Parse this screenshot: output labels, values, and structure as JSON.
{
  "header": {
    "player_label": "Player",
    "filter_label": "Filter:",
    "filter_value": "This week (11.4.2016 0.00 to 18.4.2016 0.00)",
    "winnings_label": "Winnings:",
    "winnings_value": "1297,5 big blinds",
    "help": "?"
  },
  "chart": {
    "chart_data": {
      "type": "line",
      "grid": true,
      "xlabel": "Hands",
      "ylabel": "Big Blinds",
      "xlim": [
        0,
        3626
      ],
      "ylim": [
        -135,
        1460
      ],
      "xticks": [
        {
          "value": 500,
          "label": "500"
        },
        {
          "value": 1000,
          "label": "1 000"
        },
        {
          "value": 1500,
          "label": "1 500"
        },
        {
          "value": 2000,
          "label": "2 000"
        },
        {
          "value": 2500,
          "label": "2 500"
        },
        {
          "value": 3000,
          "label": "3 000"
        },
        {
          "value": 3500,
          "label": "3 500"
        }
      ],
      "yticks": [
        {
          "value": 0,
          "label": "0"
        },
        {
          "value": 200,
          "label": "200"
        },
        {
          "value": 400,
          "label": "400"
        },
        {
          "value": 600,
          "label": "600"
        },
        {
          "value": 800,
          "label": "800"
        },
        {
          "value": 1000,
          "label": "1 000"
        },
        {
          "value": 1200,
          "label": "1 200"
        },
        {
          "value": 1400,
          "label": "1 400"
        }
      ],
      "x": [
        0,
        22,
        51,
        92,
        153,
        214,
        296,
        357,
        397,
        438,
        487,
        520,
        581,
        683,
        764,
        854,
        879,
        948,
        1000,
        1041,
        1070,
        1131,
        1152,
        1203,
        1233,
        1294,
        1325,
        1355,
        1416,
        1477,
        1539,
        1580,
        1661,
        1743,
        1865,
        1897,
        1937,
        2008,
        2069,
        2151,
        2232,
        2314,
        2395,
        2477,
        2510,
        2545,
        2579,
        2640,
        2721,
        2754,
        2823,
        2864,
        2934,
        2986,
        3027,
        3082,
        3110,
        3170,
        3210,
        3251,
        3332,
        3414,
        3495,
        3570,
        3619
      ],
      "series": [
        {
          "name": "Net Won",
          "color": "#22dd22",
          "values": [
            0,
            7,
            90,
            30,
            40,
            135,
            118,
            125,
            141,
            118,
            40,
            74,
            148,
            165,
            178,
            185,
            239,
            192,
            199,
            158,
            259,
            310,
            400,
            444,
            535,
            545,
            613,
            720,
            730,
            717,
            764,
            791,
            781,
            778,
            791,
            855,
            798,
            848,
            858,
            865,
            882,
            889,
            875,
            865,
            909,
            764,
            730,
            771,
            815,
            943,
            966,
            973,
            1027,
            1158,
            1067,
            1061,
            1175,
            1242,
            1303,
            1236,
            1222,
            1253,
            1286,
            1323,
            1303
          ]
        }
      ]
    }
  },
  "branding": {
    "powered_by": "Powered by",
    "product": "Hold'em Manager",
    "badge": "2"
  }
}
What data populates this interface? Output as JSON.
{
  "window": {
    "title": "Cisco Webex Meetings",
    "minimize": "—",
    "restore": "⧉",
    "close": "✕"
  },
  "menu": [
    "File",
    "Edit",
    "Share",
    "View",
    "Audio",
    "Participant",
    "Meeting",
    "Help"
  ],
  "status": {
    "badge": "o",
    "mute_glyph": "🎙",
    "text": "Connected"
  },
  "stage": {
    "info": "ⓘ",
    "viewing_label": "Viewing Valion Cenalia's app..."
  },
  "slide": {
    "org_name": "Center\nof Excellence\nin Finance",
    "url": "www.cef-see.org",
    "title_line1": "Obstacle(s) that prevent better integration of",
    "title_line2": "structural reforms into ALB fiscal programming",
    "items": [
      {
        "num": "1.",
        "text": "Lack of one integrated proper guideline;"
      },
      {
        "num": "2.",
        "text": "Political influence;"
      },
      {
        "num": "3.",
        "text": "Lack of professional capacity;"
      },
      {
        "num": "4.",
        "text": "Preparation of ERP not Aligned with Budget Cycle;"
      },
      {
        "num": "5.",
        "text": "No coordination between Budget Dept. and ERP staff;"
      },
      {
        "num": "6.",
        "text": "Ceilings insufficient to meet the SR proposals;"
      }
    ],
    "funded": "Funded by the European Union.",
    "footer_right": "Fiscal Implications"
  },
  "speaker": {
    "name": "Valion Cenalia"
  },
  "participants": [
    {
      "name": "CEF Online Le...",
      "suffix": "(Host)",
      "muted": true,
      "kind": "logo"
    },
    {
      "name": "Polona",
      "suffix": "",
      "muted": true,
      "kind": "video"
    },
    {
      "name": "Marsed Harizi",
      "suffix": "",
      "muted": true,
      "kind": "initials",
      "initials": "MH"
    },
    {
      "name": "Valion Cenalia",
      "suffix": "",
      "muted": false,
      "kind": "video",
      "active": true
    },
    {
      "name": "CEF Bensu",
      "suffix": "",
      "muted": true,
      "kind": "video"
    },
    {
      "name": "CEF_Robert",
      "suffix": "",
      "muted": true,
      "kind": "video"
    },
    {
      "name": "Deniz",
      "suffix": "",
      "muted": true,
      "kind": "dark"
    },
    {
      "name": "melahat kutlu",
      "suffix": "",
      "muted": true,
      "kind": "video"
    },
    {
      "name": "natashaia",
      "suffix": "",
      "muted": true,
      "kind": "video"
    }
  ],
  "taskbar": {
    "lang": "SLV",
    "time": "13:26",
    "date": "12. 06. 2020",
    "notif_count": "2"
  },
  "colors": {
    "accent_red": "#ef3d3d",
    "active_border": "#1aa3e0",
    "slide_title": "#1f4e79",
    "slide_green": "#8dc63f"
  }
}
##########
▶ **WHAT NEEDS TO BE DONE**: Return all of the entries exactly as they were supplied.

▶ **SOLUTION FOR THIS TASK**:
Parse this screenshot: output labels, values, and structure as JSON.
{
  "header": {
    "player_label": "Player",
    "filter_label": "Filter:",
    "filter_value": "This week (11.4.2016 0.00 to 18.4.2016 0.00)",
    "winnings_label": "Winnings:",
    "winnings_value": "1297,5 big blinds",
    "help": "?"
  },
  "chart": {
    "chart_data": {
      "type": "line",
      "grid": true,
      "xlabel": "Hands",
      "ylabel": "Big Blinds",
      "xlim": [
        0,
        3626
      ],
      "ylim": [
        -135,
        1460
      ],
      "xticks": [
        {
          "value": 500,
          "label": "500"
        },
        {
          "value": 1000,
          "label": "1 000"
        },
        {
          "value": 1500,
          "label": "1 500"
        },
        {
          "value": 2000,
          "label": "2 000"
        },
        {
          "value": 2500,
          "label": "2 500"
        },
        {
          "value": 3000,
          "label": "3 000"
        },
        {
          "value": 3500,
          "label": "3 500"
        }
      ],
      "yticks": [
        {
          "value": 0,
          "label": "0"
        },
        {
          "value": 200,
          "label": "200"
        },
        {
          "value": 400,
          "label": "400"
        },
        {
          "value": 600,
          "label": "600"
        },
        {
          "value": 800,
          "label": "800"
        },
        {
          "value": 1000,
          "label": "1 000"
        },
        {
          "value": 1200,
          "label": "1 200"
        },
        {
          "value": 1400,
          "label": "1 400"
        }
      ],
      "x": [
        0,
        22,
        51,
        92,
        153,
        214,
        296,
        357,
        397,
        438,
        487,
        520,
        581,
        683,
        764,
        854,
        879,
        948,
        1000,
        1041,
        1070,
        1131,
        1152,
        1203,
        1233,
        1294,
        1325,
        1355,
        1416,
        1477,
        1539,
        1580,
        1661,
        1743,
        1865,
        1897,
        1937,
        2008,
        2069,
        2151,
        2232,
        2314,
        2395,
        2477,
        2510,
        2545,
        2579,
        2640,
        2721,
        2754,
        2823,
        2864,
        2934,
        2986,
        3027,
        3082,
        3110,
        3170,
        3210,
        3251,
        3332,
        3414,
        3495,
        3570,
        3619
      ],
      "series": [
        {
          "name": "Net Won",
          "color": "#22dd22",
          "values": [
            0,
            7,
            90,
            30,
            40,
            135,
            118,
            125,
            141,
            118,
            40,
            74,
            148,
            165,
            178,
            185,
            239,
            192,
            199,
            158,
            259,
            310,
            400,
            444,
            535,
            545,
            613,
            720,
            730,
            717,
            764,
            791,
            781,
            778,
            791,
            855,
            798,
            848,
            858,
            865,
            882,
            889,
            875,
            865,
            909,
            764,
            730,
            771,
            815,
            943,
            966,
            973,
            1027,
            1158,
            1067,
            1061,
            1175,
            1242,
            1303,
            1236,
            1222,
            1253,
            1286,
            1323,
            1303
          ]
        }
      ]
    }
  },
  "branding": {
    "powered_by": "Powered by",
    "product": "Hold'em Manager",
    "badge": "2"
  }
}
What data populates this interface? Output as JSON.
{
  "window": {
    "title": "Cisco Webex Meetings",
    "minimize": "—",
    "restore": "⧉",
    "close": "✕"
  },
  "menu": [
    "File",
    "Edit",
    "Share",
    "View",
    "Audio",
    "Participant",
    "Meeting",
    "Help"
  ],
  "status": {
    "badge": "o",
    "mute_glyph": "🎙",
    "text": "Connected"
  },
  "stage": {
    "info": "ⓘ",
    "viewing_label": "Viewing Valion Cenalia's app..."
  },
  "slide": {
    "org_name": "Center\nof Excellence\nin Finance",
    "url": "www.cef-see.org",
    "title_line1": "Obstacle(s) that prevent better integration of",
    "title_line2": "structural reforms into ALB fiscal programming",
    "items": [
      {
        "num": "1.",
        "text": "Lack of one integrated proper guideline;"
      },
      {
        "num": "2.",
        "text": "Political influence;"
      },
      {
        "num": "3.",
        "text": "Lack of professional capacity;"
      },
      {
        "num": "4.",
        "text": "Preparation of ERP not Aligned with Budget Cycle;"
      },
      {
        "num": "5.",
        "text": "No coordination between Budget Dept. and ERP staff;"
      },
      {
        "num": "6.",
        "text": "Ceilings insufficient to meet the SR proposals;"
      }
    ],
    "funded": "Funded by the European Union.",
    "footer_right": "Fiscal Implications"
  },
  "speaker": {
    "name": "Valion Cenalia"
  },
  "participants": [
    {
      "name": "CEF Online Le...",
      "suffix": "(Host)",
      "muted": true,
      "kind": "logo"
    },
    {
      "name": "Polona",
      "suffix": "",
      "muted": true,
      "kind": "video"
    },
    {
      "name": "Marsed Harizi",
      "suffix": "",
      "muted": true,
      "kind": "initials",
      "initials": "MH"
    },
    {
      "name": "Valion Cenalia",
      "suffix": "",
      "muted": false,
      "kind": "video",
      "active": true
    },
    {
      "name": "CEF Bensu",
      "suffix": "",
      "muted": true,
      "kind": "video"
    },
    {
      "name": "CEF_Robert",
      "suffix": "",
      "muted": true,
      "kind": "video"
    },
    {
      "name": "Deniz",
      "suffix": "",
      "muted": true,
      "kind": "dark"
    },
    {
      "name": "melahat kutlu",
      "suffix": "",
      "muted": true,
      "kind": "video"
    },
    {
      "name": "natashaia",
      "suffix": "",
      "muted": true,
      "kind": "video"
    }
  ],
  "taskbar": {
    "lang": "SLV",
    "time": "13:26",
    "date": "12. 06. 2020",
    "notif_count": "2"
  },
  "colors": {
    "accent_red": "#ef3d3d",
    "active_border": "#1aa3e0",
    "slide_title": "#1f4e79",
    "slide_green": "#8dc63f"
  }
}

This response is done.